Si nosotros no manejamos ni las comunicaciones, ni la tecnología ni el capital financiero, ¿podemos
acaso redireccionar la globalización, hacerla adecuada a nuestras necesidades? Difícil tarea. Casi un
despropósito. Quizá lo pertinente sea desglobalizarnos y ser lo que somos: iguales pero diferentes.

los clientes

La arquitectura sin clientes no existe y si existiera sería muy desgraciada. Detrás de toda obra hay
un cliente. Detrás de toda gran obra también hay un gran cliente.

Muchos arquitectos pretenden ocultar sus debilidades o sus desaciertos, haciendo responsables de
los errores cometidos en sus obras a los clientes.

Es como si el pintor o el escultor pretendiera justificar un pésimo retrato o una mala escultura
porque el o la modelo no eran los adecuados. Esta actitud sólo refleja la fragilidad del espíritu
creador del artista.

Todo cliente tiene su manera de ser y de vivir. Tiene su estética, sus gustos, sus sueños. Los
arquitectos tenemos nuestra formación y nuestra experiencia. Muchas veces distorsionada o
incompleta.

Los procesos de diseño son más claros cuando el cliente sabe lo que quiere y además lo que quiere
es correcto. Estos procesos son más tortuosos cuando esto no ocurre.

***

— ENUNCIADO 1 —
Según el fragmento, ¿qué hay detrás de toda gran obra?
— ENUNCIADO 2 —
Transcribe textualmente el pasaje del fragmento entre "Si nosotros no" y "un gran cliente.", ambos incluidos.
— ENUNCIADO 3 —
Enumera todo lo que, según el fragmento, tiene todo cliente.
Los ítems que aparecen a continuación no hacen falta para resolver nada.

[Entradas guardadas]
***

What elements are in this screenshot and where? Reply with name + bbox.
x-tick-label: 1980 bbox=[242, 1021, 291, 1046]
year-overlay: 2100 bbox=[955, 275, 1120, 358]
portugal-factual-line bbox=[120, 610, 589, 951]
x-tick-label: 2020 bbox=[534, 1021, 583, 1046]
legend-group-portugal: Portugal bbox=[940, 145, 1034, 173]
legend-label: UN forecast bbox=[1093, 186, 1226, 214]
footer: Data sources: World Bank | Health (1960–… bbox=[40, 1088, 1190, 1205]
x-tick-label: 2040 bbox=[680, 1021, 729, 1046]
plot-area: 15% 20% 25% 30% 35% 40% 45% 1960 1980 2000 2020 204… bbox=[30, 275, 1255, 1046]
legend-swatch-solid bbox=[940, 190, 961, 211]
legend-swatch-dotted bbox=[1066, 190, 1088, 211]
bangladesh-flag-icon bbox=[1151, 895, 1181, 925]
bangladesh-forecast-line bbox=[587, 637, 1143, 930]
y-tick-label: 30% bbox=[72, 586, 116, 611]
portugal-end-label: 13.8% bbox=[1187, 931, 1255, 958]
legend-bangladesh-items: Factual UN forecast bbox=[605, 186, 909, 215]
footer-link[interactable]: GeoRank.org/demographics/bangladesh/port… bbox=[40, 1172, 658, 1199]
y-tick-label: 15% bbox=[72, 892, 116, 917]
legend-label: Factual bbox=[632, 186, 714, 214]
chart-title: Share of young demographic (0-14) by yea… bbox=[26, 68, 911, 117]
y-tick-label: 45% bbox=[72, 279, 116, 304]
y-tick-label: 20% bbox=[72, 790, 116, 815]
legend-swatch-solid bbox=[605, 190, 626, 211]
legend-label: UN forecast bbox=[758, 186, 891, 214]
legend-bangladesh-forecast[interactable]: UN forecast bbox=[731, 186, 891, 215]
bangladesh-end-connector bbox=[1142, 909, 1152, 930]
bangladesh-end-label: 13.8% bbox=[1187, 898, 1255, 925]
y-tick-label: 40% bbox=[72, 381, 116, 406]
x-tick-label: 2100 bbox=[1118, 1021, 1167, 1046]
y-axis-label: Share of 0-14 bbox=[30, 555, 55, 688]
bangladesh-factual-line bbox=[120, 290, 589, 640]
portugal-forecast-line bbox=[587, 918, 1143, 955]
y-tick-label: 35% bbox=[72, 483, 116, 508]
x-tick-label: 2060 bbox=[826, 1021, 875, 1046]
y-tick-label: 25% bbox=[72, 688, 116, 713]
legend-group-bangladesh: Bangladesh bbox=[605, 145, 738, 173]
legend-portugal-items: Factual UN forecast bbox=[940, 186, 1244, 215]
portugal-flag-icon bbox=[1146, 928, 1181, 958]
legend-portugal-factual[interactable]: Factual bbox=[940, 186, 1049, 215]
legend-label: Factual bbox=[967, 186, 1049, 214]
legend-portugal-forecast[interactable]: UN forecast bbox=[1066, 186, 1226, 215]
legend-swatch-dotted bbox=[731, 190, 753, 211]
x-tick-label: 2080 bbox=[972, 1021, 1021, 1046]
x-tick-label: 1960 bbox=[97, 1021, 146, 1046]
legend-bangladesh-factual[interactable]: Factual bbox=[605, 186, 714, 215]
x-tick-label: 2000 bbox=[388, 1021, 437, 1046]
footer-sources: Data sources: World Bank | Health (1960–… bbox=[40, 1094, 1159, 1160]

***

— SOLUCIÓN 1 —
Detrás de toda gran obra hay un gran cliente.

— SOLUCIÓN 2 —
Si nosotros no manejamos ni las comunicaciones, ni la tecnología ni el capital financiero, ¿podemos
acaso redireccionar la globalización, hacerla adecuada a nuestras necesidades? Difícil tarea. Casi un
despropósito. Quizá lo pertinente sea desglobalizarnos y ser lo que somos: iguales pero diferentes.

los clientes

La arquitectura sin clientes no existe y si existiera sería muy desgraciada. Detrás de toda obra hay
un cliente. Detrás de toda gran obra también hay un gran cliente.

— SOLUCIÓN 3 —
Su manera de ser y de vivir, su estética, sus gustos y sus sueños.